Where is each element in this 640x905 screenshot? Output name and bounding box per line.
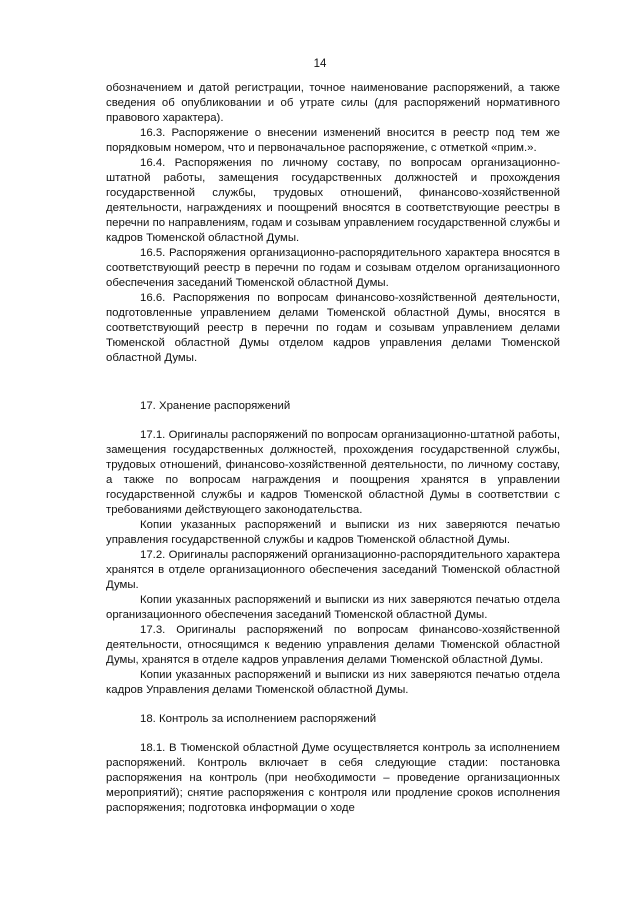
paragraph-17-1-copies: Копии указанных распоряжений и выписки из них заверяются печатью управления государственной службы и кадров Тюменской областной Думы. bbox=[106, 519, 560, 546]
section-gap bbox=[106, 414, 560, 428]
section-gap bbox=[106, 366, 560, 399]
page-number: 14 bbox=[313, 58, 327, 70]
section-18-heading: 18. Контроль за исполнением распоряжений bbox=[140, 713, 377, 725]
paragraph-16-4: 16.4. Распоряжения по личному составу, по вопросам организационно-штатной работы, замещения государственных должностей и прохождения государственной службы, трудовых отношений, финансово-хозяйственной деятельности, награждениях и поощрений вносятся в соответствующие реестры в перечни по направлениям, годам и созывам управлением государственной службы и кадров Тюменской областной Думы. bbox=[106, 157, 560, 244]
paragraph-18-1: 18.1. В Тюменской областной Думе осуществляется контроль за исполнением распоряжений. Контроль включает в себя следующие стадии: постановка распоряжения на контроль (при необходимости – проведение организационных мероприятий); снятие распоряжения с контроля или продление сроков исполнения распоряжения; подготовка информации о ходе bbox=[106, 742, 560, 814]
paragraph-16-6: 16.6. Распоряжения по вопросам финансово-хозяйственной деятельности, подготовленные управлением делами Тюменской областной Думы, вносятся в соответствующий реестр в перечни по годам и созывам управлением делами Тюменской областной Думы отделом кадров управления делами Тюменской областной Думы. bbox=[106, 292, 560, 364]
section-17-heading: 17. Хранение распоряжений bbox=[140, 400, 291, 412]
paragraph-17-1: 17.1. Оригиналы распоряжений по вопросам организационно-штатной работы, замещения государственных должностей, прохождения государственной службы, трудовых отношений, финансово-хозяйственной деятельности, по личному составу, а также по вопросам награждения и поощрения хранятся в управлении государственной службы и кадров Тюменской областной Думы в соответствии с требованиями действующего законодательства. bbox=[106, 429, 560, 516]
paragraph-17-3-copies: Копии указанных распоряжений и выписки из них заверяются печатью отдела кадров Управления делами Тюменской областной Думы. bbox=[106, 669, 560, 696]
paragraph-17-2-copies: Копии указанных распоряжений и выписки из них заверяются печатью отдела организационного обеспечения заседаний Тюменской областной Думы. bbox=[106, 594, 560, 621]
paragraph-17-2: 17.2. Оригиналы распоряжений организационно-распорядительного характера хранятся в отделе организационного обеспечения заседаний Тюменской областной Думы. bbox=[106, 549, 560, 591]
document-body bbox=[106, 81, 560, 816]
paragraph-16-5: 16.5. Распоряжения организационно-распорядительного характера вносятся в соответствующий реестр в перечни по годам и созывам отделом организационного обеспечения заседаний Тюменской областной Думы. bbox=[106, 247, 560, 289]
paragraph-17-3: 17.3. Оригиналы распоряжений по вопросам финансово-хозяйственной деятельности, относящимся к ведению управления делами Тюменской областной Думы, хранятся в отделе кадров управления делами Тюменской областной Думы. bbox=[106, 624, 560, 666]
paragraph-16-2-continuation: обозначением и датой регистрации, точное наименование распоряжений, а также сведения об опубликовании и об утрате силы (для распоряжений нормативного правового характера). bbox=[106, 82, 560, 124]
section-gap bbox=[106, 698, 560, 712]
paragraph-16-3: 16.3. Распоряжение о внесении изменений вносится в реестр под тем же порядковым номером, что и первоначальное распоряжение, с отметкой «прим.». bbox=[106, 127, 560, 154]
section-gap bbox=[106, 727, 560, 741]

## Written problem:
Write out all the lines above again without any change, but omit the picture.

## Written response:
Where is each element in this 640x905 screenshot? Output name and bounding box per line.
paragraph-17-1-copies: Копии указанных распоряжений и выписки из них заверяются печатью управления государственной службы и кадров Тюменской областной Думы. bbox=[106, 519, 560, 546]
section-gap bbox=[106, 414, 560, 428]
section-gap bbox=[106, 366, 560, 399]
page-number: 14 bbox=[313, 58, 327, 70]
section-18-heading: 18. Контроль за исполнением распоряжений bbox=[140, 713, 377, 725]
paragraph-16-4: 16.4. Распоряжения по личному составу, по вопросам организационно-штатной работы, замещения государственных должностей и прохождения государственной службы, трудовых отношений, финансово-хозяйственной деятельности, награждениях и поощрений вносятся в соответствующие реестры в перечни по направлениям, годам и созывам управлением государственной службы и кадров Тюменской областной Думы. bbox=[106, 157, 560, 244]
paragraph-18-1: 18.1. В Тюменской областной Думе осуществляется контроль за исполнением распоряжений. Контроль включает в себя следующие стадии: постановка распоряжения на контроль (при необходимости – проведение организационных мероприятий); снятие распоряжения с контроля или продление сроков исполнения распоряжения; подготовка информации о ходе bbox=[106, 742, 560, 814]
paragraph-16-6: 16.6. Распоряжения по вопросам финансово-хозяйственной деятельности, подготовленные управлением делами Тюменской областной Думы, вносятся в соответствующий реестр в перечни по годам и созывам управлением делами Тюменской областной Думы отделом кадров управления делами Тюменской областной Думы. bbox=[106, 292, 560, 364]
section-17-heading: 17. Хранение распоряжений bbox=[140, 400, 291, 412]
paragraph-17-1: 17.1. Оригиналы распоряжений по вопросам организационно-штатной работы, замещения государственных должностей, прохождения государственной службы, трудовых отношений, финансово-хозяйственной деятельности, по личному составу, а также по вопросам награждения и поощрения хранятся в управлении государственной службы и кадров Тюменской областной Думы в соответствии с требованиями действующего законодательства. bbox=[106, 429, 560, 516]
paragraph-17-3-copies: Копии указанных распоряжений и выписки из них заверяются печатью отдела кадров Управления делами Тюменской областной Думы. bbox=[106, 669, 560, 696]
paragraph-17-2-copies: Копии указанных распоряжений и выписки из них заверяются печатью отдела организационного обеспечения заседаний Тюменской областной Думы. bbox=[106, 594, 560, 621]
paragraph-17-2: 17.2. Оригиналы распоряжений организационно-распорядительного характера хранятся в отделе организационного обеспечения заседаний Тюменской областной Думы. bbox=[106, 549, 560, 591]
document-body bbox=[106, 81, 560, 816]
paragraph-16-5: 16.5. Распоряжения организационно-распорядительного характера вносятся в соответствующий реестр в перечни по годам и созывам отделом организационного обеспечения заседаний Тюменской областной Думы. bbox=[106, 247, 560, 289]
paragraph-17-3: 17.3. Оригиналы распоряжений по вопросам финансово-хозяйственной деятельности, относящимся к ведению управления делами Тюменской областной Думы, хранятся в отделе кадров управления делами Тюменской областной Думы. bbox=[106, 624, 560, 666]
paragraph-16-2-continuation: обозначением и датой регистрации, точное наименование распоряжений, а также сведения об опубликовании и об утрате силы (для распоряжений нормативного правового характера). bbox=[106, 82, 560, 124]
section-gap bbox=[106, 698, 560, 712]
paragraph-16-3: 16.3. Распоряжение о внесении изменений вносится в реестр под тем же порядковым номером, что и первоначальное распоряжение, с отметкой «прим.». bbox=[106, 127, 560, 154]
section-gap bbox=[106, 727, 560, 741]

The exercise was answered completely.